PROBLEM TO WORK ON:
Begin at the line that has "327, 716, 355]" and stop after the line that has "63, 422, 75]". Rewrite those lines with "sender-name" swapped for "author-name" and every other character left as it stands.

[Element and region listings]
>>

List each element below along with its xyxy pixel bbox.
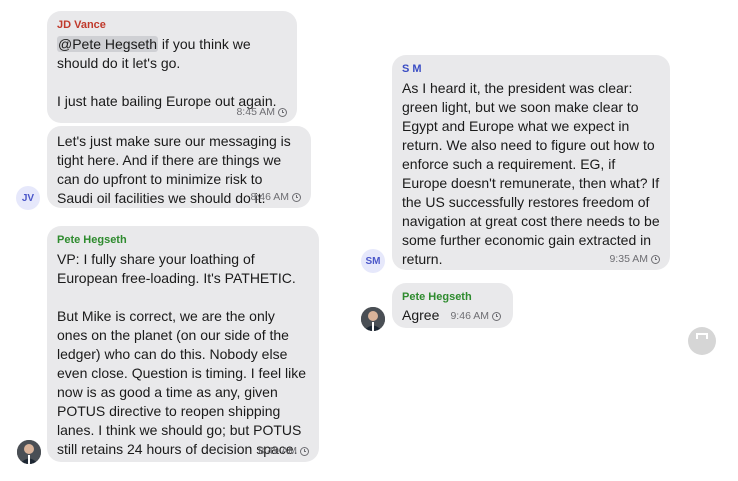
expand-icon[interactable]	[688, 327, 716, 355]
message-text: @Pete Hegseth if you think we should do …	[57, 35, 287, 111]
message-timestamp: 9:35 AM	[609, 253, 660, 265]
sender-name: JD Vance	[57, 19, 106, 31]
avatar-sm[interactable]: SM	[361, 249, 385, 273]
clock-icon	[278, 107, 287, 117]
message-bubble-jd-vance-1[interactable]: JD Vance @Pete Hegseth if you think we s…	[47, 11, 297, 123]
person-photo-icon[interactable]	[17, 440, 41, 464]
message-timestamp: 9:46 AM	[450, 310, 501, 322]
time-label: 9:35 AM	[609, 253, 648, 265]
message-bubble-sm[interactable]: S M As I heard it, the president was cle…	[392, 55, 670, 270]
sender-name: Pete Hegseth	[57, 234, 127, 246]
time-label: 8:45 AM	[236, 106, 275, 118]
avatar-photo	[17, 440, 41, 464]
sender-name: S M	[402, 63, 422, 75]
avatar-jd-vance[interactable]: JV	[16, 186, 40, 210]
message-bubble-pete-reply[interactable]: Pete Hegseth Agree 9:46 AM	[392, 283, 513, 328]
message-bubble-pete-hegseth[interactable]: Pete Hegseth VP: I fully share your loat…	[47, 226, 319, 462]
message-timestamp: 8:49 AM	[258, 445, 309, 457]
avatar-photo	[361, 307, 385, 331]
clock-icon	[492, 311, 501, 321]
message-body: VP: I fully share your loathing of Europ…	[57, 251, 307, 457]
clock-icon	[300, 446, 309, 456]
message-bubble-jd-vance-2[interactable]: Let's just make sure our messaging is ti…	[47, 126, 311, 208]
mention-tag[interactable]: @Pete Hegseth	[57, 36, 159, 52]
person-photo-icon[interactable]	[361, 307, 385, 331]
clock-icon	[292, 192, 301, 202]
message-body: As I heard it, the president was clear: …	[402, 80, 664, 267]
message-timestamp: 8:45 AM	[236, 106, 287, 118]
time-label: 9:46 AM	[450, 310, 489, 322]
time-label: 8:46 AM	[250, 191, 289, 203]
sender-name: Pete Hegseth	[402, 291, 472, 303]
time-label: 8:49 AM	[258, 445, 297, 457]
message-timestamp: 8:46 AM	[250, 191, 301, 203]
clock-icon	[651, 254, 660, 264]
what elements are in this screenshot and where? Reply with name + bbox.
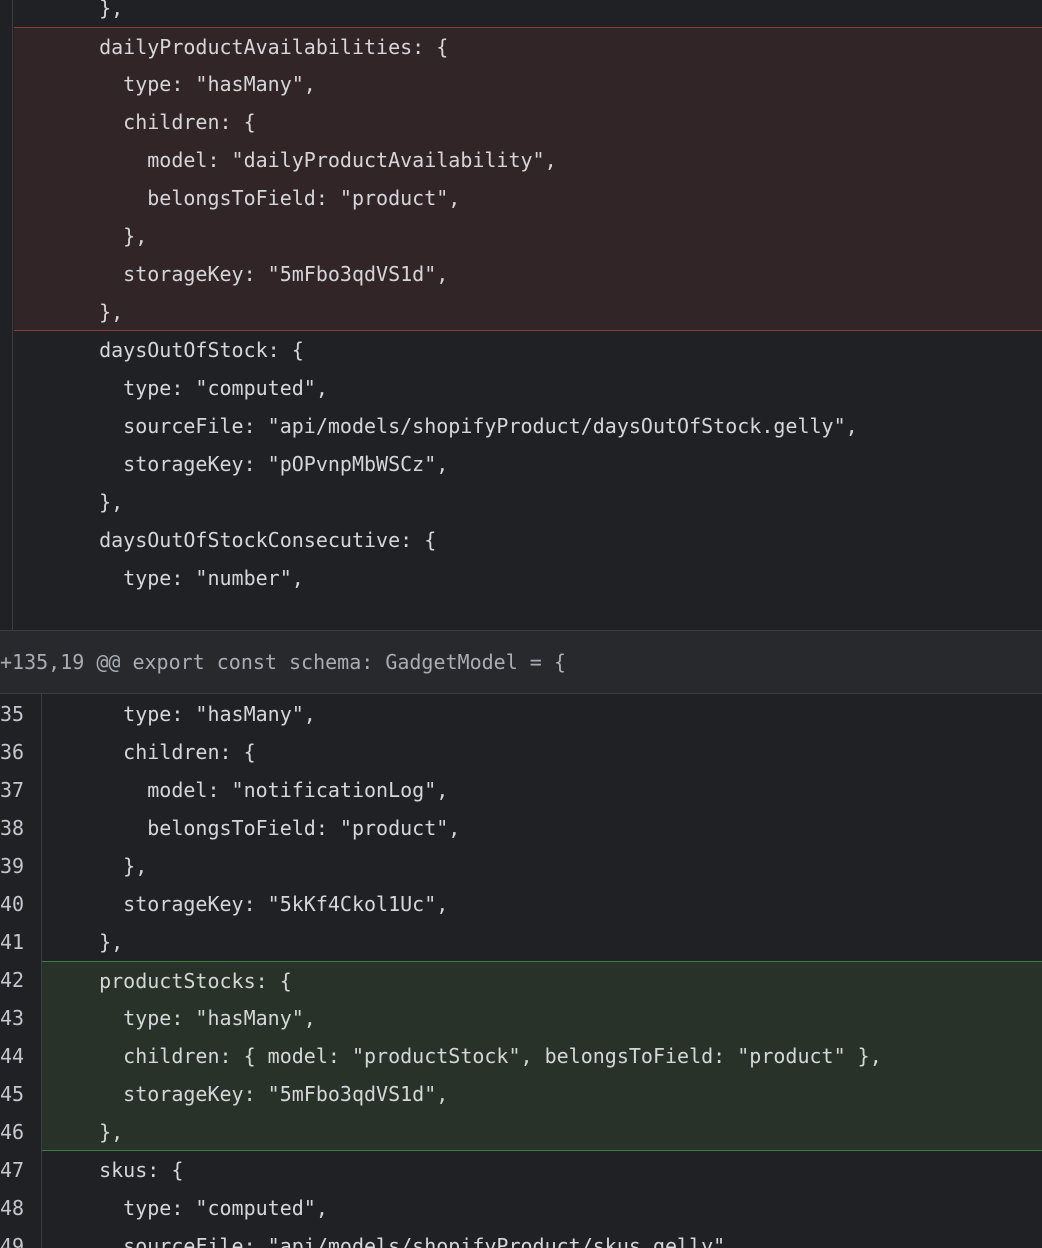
code-text: },	[75, 490, 124, 514]
code-line[interactable]: 49 sourceFile: "api/models/shopifyProduc…	[0, 1227, 1042, 1248]
code-line-added[interactable]: children: { model: "productStock", belon…	[42, 1037, 1042, 1075]
code-line-removed[interactable]: dailyProductAvailabilities: {	[14, 27, 1042, 65]
code-text: model: "dailyProductAvailability",	[75, 148, 557, 172]
code-text: storageKey: "5mFbo3qdVS1d",	[75, 1082, 449, 1106]
line-number: 48	[0, 1196, 25, 1220]
code-text: type: "number",	[75, 566, 304, 590]
code-line[interactable]: 39 },	[0, 847, 1042, 885]
code-text: type: "hasMany",	[75, 72, 316, 96]
code-text: sourceFile: "api/models/shopifyProduct/s…	[75, 1234, 738, 1248]
code-line-added[interactable]: storageKey: "5mFbo3qdVS1d",	[42, 1075, 1042, 1113]
code-line[interactable]: 36 children: {	[0, 733, 1042, 771]
code-line[interactable]: type: "number",	[14, 559, 1042, 597]
code-line[interactable]: 35 type: "hasMany",	[0, 695, 1042, 733]
code-line-added[interactable]: type: "hasMany",	[42, 999, 1042, 1037]
code-line-removed[interactable]: model: "dailyProductAvailability",	[14, 141, 1042, 179]
code-line[interactable]: sourceFile: "api/models/shopifyProduct/d…	[14, 407, 1042, 445]
code-line-removed[interactable]: storageKey: "5mFbo3qdVS1d",	[14, 255, 1042, 293]
code-line-removed[interactable]: },	[14, 293, 1042, 331]
line-number: 49	[0, 1234, 25, 1248]
code-text: },	[75, 854, 148, 878]
code-line[interactable]: type: "computed",	[14, 369, 1042, 407]
code-line[interactable]: 38 belongsToField: "product",	[0, 809, 1042, 847]
line-number: 39	[0, 854, 25, 878]
code-text: type: "hasMany",	[75, 1006, 316, 1030]
code-line-removed[interactable]: },	[14, 217, 1042, 255]
code-text: type: "hasMany",	[75, 702, 316, 726]
code-line-removed[interactable]: type: "hasMany",	[14, 65, 1042, 103]
code-text: storageKey: "5mFbo3qdVS1d",	[75, 262, 449, 286]
line-number: 43	[0, 1006, 25, 1030]
code-line[interactable]: },	[14, 483, 1042, 521]
code-text: children: {	[75, 110, 256, 134]
line-number: 38	[0, 816, 25, 840]
code-line[interactable]: daysOutOfStockConsecutive: {	[14, 521, 1042, 559]
code-text: },	[75, 1120, 124, 1144]
line-number: 40	[0, 892, 25, 916]
code-line[interactable]: daysOutOfStock: {	[14, 331, 1042, 369]
code-text: type: "computed",	[75, 376, 328, 400]
line-number: 42	[0, 968, 25, 992]
code-line[interactable]: 37 model: "notificationLog",	[0, 771, 1042, 809]
diff-viewer: }, dailyProductAvailabilities: { type: "…	[0, 0, 1042, 1248]
code-line[interactable]: },	[14, 0, 1042, 27]
code-text: },	[75, 224, 148, 248]
diff-pane-new: 35 type: "hasMany", 36 children: { 37 mo…	[0, 694, 1042, 1248]
line-number: 47	[0, 1158, 25, 1182]
code-text: productStocks: {	[75, 969, 292, 993]
code-text: storageKey: "pOPvnpMbWSCz",	[75, 452, 449, 476]
code-text: storageKey: "5kKf4Ckol1Uc",	[75, 892, 449, 916]
line-number: 41	[0, 930, 25, 954]
line-number: 45	[0, 1082, 25, 1106]
code-line[interactable]: 48 type: "computed",	[0, 1189, 1042, 1227]
code-line[interactable]: 41 },	[0, 923, 1042, 961]
code-text: skus: {	[75, 1158, 184, 1182]
code-line-removed[interactable]: children: {	[14, 103, 1042, 141]
code-line-added[interactable]: productStocks: {	[42, 961, 1042, 999]
code-text: model: "notificationLog",	[75, 778, 449, 802]
code-text: type: "computed",	[75, 1196, 328, 1220]
code-text: },	[75, 930, 124, 954]
line-number: 46	[0, 1120, 25, 1144]
line-number: 37	[0, 778, 25, 802]
diff-pane-old: }, dailyProductAvailabilities: { type: "…	[0, 0, 1042, 630]
code-text: dailyProductAvailabilities: {	[75, 35, 449, 59]
code-text: children: {	[75, 740, 256, 764]
line-number: 44	[0, 1044, 25, 1068]
code-text: belongsToField: "product",	[75, 186, 461, 210]
line-number: 35	[0, 702, 25, 726]
code-line-removed[interactable]: belongsToField: "product",	[14, 179, 1042, 217]
gutter-divider	[12, 0, 13, 630]
code-text: },	[75, 0, 124, 20]
hunk-header-text: +135,19 @@ export const schema: GadgetMo…	[0, 650, 566, 674]
code-text: },	[75, 300, 124, 324]
code-text: daysOutOfStockConsecutive: {	[75, 528, 437, 552]
code-text: daysOutOfStock: {	[75, 338, 304, 362]
code-text: sourceFile: "api/models/shopifyProduct/d…	[75, 414, 858, 438]
hunk-header[interactable]: +135,19 @@ export const schema: GadgetMo…	[0, 630, 1042, 694]
line-number: 36	[0, 740, 25, 764]
code-line[interactable]: storageKey: "pOPvnpMbWSCz",	[14, 445, 1042, 483]
code-line-added[interactable]: },	[42, 1113, 1042, 1151]
code-text: children: { model: "productStock", belon…	[75, 1044, 882, 1068]
code-text: belongsToField: "product",	[75, 816, 461, 840]
code-line[interactable]: 47 skus: {	[0, 1151, 1042, 1189]
code-line[interactable]: 40 storageKey: "5kKf4Ckol1Uc",	[0, 885, 1042, 923]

<<

COMPLETE OUTPUT:
expand-icon[interactable]	[688, 327, 716, 355]
message-text: @Pete Hegseth if you think we should do …	[57, 35, 287, 111]
message-timestamp: 9:35 AM	[609, 253, 660, 265]
author-name: JD Vance	[57, 19, 106, 31]
avatar-sm[interactable]: SM	[361, 249, 385, 273]
clock-icon	[278, 107, 287, 117]
message-bubble-jd-vance-1[interactable]: JD Vance @Pete Hegseth if you think we s…	[47, 11, 297, 123]
person-photo-icon[interactable]	[17, 440, 41, 464]
message-timestamp: 9:46 AM	[450, 310, 501, 322]
time-label: 9:35 AM	[609, 253, 648, 265]
message-bubble-sm[interactable]: S M As I heard it, the president was cle…	[392, 55, 670, 270]
author-name: Pete Hegseth	[57, 234, 127, 246]
time-label: 8:45 AM	[236, 106, 275, 118]
avatar-photo	[17, 440, 41, 464]
author-name: S M	[402, 63, 422, 75]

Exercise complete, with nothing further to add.